• **Records for the task**:
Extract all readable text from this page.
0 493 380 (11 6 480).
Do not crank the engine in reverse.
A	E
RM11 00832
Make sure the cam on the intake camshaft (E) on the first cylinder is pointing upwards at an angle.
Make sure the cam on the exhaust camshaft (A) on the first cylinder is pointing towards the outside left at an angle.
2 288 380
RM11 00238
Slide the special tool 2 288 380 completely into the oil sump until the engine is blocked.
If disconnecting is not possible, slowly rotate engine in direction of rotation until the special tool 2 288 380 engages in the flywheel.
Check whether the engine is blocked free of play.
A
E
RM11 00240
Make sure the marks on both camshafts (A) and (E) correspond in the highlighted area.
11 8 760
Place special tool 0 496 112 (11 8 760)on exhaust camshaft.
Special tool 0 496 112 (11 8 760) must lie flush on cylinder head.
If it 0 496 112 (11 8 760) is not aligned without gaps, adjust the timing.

• **Given exercise**:
Across the entries, how many lines contain "exhaust"? Reply with the number only.

• **Reply**:
2